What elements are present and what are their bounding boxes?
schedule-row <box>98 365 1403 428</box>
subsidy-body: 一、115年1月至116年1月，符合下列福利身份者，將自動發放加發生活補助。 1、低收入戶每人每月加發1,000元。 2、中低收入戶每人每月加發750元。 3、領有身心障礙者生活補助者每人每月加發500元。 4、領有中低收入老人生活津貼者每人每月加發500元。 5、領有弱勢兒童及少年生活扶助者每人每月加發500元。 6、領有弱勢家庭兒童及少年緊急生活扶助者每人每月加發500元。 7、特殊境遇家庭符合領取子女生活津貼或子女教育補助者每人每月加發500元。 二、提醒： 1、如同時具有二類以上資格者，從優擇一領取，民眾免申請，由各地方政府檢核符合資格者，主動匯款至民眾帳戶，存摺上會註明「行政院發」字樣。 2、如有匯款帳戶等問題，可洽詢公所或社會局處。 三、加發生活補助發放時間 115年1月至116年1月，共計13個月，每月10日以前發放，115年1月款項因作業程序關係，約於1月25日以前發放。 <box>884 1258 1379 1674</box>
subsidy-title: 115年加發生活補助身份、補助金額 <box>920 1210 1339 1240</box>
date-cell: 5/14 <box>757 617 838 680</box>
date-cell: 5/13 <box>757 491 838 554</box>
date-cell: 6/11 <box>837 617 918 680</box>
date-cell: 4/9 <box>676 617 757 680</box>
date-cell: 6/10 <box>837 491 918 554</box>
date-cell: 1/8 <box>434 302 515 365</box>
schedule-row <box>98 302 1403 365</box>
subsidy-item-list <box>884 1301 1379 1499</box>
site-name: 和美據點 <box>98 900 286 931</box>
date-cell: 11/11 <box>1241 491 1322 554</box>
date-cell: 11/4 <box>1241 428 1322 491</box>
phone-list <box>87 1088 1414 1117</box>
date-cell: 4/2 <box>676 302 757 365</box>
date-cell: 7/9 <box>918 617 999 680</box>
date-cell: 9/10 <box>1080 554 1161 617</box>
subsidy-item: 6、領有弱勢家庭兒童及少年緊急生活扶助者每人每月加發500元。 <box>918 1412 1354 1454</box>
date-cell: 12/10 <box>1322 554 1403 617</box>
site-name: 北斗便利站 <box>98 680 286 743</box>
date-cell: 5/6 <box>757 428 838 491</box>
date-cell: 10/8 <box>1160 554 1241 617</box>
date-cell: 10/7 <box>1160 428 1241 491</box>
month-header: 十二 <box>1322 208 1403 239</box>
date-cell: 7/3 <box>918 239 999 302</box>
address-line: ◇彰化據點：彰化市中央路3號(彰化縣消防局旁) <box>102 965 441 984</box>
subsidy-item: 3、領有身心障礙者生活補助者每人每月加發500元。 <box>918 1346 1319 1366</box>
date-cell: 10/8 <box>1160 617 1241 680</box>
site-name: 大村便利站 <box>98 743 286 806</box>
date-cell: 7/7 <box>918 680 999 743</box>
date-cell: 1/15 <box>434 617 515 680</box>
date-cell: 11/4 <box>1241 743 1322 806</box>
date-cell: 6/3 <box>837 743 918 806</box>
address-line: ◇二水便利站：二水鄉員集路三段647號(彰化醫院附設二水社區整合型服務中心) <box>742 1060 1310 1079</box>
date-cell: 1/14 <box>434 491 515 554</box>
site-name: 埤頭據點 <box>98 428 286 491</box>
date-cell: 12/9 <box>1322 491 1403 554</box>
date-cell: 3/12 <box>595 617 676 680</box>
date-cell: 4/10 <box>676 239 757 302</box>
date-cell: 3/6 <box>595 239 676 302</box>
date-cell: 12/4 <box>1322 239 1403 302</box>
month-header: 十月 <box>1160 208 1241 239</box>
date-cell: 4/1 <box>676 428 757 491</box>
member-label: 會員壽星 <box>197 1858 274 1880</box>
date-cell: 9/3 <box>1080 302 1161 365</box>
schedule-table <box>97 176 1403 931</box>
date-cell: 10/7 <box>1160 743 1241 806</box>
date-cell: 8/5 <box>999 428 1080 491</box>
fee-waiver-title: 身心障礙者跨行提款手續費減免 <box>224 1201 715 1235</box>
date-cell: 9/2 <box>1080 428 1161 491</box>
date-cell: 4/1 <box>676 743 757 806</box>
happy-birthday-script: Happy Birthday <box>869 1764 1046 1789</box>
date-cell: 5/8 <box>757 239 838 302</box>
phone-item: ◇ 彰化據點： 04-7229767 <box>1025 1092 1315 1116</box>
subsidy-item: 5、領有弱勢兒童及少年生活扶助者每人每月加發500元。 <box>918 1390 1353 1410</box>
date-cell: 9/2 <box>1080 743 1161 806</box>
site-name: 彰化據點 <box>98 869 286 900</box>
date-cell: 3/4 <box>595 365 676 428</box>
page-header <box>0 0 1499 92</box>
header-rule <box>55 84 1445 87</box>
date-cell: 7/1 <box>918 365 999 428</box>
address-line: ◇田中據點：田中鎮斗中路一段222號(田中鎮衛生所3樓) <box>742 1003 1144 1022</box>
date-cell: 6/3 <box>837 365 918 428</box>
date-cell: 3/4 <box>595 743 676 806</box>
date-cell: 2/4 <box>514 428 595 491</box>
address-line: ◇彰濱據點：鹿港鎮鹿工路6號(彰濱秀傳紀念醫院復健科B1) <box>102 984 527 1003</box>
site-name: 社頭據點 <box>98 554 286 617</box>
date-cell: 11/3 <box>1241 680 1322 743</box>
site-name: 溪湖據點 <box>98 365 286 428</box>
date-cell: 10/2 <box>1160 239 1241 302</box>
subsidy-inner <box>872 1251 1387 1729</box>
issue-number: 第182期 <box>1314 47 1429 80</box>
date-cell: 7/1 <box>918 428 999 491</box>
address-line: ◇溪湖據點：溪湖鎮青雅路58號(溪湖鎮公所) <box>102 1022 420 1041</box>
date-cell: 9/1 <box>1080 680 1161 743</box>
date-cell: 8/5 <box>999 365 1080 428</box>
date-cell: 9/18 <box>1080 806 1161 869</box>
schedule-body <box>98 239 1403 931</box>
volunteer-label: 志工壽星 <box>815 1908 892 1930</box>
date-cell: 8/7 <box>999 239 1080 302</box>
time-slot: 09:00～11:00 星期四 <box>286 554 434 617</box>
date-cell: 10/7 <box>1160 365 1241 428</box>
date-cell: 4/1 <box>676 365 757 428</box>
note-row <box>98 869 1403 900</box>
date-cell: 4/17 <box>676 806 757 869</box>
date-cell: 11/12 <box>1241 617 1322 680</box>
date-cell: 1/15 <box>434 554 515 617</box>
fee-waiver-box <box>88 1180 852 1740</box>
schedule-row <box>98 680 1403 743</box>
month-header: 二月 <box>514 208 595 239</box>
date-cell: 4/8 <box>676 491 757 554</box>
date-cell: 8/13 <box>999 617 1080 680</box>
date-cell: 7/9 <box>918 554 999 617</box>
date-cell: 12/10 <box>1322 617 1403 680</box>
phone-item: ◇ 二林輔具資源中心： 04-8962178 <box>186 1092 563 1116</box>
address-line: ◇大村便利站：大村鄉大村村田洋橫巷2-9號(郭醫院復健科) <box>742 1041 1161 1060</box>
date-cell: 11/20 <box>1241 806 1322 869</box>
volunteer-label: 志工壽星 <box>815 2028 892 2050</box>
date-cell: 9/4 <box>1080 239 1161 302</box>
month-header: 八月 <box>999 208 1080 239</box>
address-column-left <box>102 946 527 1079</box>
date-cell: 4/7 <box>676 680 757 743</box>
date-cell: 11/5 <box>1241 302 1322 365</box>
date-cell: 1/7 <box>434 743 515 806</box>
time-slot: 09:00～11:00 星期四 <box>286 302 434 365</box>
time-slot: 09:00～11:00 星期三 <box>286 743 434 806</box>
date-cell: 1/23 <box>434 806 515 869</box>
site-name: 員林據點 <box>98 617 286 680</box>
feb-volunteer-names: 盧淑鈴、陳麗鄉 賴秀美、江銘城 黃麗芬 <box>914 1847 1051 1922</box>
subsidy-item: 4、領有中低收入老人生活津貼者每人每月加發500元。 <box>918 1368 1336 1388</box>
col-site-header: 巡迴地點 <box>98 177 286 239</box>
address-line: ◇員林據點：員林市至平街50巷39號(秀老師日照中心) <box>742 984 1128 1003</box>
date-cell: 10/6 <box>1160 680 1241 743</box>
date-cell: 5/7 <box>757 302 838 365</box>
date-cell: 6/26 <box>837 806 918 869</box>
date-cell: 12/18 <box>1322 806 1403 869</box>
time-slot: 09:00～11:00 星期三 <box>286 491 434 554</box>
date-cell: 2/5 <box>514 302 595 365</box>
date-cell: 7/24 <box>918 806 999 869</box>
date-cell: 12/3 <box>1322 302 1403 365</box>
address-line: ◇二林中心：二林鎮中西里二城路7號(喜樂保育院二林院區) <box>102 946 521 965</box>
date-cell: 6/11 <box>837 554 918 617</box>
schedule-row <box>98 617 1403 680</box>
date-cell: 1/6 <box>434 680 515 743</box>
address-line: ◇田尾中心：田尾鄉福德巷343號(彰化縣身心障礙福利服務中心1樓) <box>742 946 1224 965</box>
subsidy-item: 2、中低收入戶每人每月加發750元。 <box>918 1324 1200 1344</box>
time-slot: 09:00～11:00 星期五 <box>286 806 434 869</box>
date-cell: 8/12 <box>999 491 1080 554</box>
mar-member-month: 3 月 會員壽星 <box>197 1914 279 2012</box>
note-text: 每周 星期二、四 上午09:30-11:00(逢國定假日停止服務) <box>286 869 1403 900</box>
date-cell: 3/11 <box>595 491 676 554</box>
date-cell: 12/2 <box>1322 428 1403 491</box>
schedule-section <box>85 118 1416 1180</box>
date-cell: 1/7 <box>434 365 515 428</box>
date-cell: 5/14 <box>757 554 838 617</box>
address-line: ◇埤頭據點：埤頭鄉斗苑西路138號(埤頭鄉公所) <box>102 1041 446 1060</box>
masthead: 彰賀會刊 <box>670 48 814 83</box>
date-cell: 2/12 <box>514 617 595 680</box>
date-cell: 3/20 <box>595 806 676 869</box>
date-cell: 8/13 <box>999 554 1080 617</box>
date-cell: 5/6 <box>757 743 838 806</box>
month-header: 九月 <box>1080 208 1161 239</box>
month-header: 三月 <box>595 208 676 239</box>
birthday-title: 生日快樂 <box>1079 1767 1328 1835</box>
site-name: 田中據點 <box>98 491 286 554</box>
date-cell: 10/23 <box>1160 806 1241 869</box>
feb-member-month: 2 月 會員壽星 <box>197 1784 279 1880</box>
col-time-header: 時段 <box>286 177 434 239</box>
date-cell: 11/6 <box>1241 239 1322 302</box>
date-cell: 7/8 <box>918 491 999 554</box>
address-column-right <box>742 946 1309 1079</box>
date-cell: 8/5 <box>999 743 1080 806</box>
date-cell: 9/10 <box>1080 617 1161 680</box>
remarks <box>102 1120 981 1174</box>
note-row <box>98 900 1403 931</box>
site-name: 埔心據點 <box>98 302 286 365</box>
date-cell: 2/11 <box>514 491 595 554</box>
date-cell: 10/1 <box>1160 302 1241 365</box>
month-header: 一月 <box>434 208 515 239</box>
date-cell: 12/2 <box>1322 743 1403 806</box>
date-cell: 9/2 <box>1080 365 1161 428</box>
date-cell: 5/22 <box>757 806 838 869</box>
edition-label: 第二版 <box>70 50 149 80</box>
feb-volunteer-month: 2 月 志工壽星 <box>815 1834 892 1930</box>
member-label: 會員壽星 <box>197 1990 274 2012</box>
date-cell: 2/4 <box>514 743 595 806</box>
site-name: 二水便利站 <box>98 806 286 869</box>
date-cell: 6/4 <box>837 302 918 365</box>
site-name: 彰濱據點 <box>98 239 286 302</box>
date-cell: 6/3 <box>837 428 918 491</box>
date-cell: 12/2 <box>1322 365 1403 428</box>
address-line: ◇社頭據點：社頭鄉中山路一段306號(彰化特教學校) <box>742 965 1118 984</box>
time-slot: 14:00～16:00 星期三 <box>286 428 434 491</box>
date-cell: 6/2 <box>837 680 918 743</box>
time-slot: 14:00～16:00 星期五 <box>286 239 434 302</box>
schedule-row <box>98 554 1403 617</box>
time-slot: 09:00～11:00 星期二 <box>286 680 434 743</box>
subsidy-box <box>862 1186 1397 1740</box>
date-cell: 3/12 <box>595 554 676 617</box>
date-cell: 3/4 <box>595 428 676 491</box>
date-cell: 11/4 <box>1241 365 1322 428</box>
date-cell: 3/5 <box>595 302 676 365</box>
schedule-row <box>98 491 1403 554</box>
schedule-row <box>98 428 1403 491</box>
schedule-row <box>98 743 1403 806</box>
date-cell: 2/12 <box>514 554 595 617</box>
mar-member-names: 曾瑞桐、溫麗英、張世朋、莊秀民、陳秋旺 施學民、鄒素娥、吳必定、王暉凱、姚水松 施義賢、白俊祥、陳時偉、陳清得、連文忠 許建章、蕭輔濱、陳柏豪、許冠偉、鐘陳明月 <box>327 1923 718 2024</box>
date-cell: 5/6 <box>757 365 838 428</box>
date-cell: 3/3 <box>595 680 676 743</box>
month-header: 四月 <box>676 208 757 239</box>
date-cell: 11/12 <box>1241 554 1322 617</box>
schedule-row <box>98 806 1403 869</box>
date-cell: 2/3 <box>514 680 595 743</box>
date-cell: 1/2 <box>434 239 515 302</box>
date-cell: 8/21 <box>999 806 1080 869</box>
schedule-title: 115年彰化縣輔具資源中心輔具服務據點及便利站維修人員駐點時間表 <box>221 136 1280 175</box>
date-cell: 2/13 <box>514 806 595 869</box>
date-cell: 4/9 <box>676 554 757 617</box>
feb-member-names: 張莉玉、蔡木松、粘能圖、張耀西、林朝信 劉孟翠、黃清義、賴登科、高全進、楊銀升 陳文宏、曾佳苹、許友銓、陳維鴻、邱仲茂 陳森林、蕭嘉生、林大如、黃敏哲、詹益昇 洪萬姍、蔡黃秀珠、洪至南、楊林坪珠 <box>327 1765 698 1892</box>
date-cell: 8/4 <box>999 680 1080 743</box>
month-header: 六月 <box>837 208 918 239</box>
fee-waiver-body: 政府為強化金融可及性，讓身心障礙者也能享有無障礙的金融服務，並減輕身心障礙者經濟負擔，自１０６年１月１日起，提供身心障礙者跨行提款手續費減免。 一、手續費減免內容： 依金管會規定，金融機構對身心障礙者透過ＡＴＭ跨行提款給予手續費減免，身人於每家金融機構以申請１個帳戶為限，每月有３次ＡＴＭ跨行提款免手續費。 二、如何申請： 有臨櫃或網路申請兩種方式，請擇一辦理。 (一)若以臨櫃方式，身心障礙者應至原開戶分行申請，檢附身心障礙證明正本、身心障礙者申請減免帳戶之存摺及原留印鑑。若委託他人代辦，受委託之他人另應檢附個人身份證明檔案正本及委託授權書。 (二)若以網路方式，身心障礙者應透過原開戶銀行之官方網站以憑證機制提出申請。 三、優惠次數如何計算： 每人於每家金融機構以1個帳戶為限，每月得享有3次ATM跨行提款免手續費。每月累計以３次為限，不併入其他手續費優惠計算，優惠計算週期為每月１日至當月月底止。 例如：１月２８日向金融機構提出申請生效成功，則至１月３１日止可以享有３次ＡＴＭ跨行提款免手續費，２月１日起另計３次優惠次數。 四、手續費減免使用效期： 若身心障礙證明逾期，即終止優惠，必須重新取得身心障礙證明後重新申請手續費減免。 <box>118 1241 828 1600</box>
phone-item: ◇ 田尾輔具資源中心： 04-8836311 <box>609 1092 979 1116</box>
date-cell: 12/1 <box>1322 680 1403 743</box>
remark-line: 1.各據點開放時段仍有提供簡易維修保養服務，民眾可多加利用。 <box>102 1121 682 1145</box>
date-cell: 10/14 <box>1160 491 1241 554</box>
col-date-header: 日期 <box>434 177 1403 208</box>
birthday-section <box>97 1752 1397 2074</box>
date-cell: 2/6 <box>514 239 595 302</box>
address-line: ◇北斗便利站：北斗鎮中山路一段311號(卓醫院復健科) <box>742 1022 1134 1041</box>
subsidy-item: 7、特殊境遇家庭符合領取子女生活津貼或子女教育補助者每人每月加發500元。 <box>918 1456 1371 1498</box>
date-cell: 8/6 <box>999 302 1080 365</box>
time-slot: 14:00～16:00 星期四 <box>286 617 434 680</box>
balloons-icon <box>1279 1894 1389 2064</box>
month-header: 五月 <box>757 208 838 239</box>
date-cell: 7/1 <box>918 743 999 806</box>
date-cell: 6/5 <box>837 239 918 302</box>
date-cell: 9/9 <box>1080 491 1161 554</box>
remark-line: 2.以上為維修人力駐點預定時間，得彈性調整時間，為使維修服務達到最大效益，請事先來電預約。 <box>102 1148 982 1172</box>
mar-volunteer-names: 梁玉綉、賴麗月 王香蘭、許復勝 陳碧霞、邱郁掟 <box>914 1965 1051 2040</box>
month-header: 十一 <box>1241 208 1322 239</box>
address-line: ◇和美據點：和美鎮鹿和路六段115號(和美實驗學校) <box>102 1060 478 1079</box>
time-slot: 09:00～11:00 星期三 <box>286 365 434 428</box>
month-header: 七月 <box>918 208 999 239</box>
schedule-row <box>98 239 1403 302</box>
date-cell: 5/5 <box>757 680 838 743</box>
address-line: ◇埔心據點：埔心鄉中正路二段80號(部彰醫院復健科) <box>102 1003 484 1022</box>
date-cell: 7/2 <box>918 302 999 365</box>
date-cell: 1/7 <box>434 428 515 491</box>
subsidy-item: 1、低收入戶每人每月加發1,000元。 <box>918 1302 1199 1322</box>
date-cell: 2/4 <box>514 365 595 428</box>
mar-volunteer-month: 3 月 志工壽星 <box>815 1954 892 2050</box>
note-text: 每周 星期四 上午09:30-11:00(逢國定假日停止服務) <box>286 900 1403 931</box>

#####

The task — Reproduce the items line for line, from the very start through the line containing "date-cell: 6/10 <box>837 491 918 554</box>", including that line.

Answer to this exercise —
What elements are present and what are their bounding boxes?
schedule-row <box>98 365 1403 428</box>
subsidy-body: 一、115年1月至116年1月，符合下列福利身份者，將自動發放加發生活補助。 1、低收入戶每人每月加發1,000元。 2、中低收入戶每人每月加發750元。 3、領有身心障礙者生活補助者每人每月加發500元。 4、領有中低收入老人生活津貼者每人每月加發500元。 5、領有弱勢兒童及少年生活扶助者每人每月加發500元。 6、領有弱勢家庭兒童及少年緊急生活扶助者每人每月加發500元。 7、特殊境遇家庭符合領取子女生活津貼或子女教育補助者每人每月加發500元。 二、提醒： 1、如同時具有二類以上資格者，從優擇一領取，民眾免申請，由各地方政府檢核符合資格者，主動匯款至民眾帳戶，存摺上會註明「行政院發」字樣。 2、如有匯款帳戶等問題，可洽詢公所或社會局處。 三、加發生活補助發放時間 115年1月至116年1月，共計13個月，每月10日以前發放，115年1月款項因作業程序關係，約於1月25日以前發放。 <box>884 1258 1379 1674</box>
subsidy-title: 115年加發生活補助身份、補助金額 <box>920 1210 1339 1240</box>
date-cell: 5/14 <box>757 617 838 680</box>
date-cell: 5/13 <box>757 491 838 554</box>
date-cell: 6/11 <box>837 617 918 680</box>
date-cell: 4/9 <box>676 617 757 680</box>
date-cell: 6/10 <box>837 491 918 554</box>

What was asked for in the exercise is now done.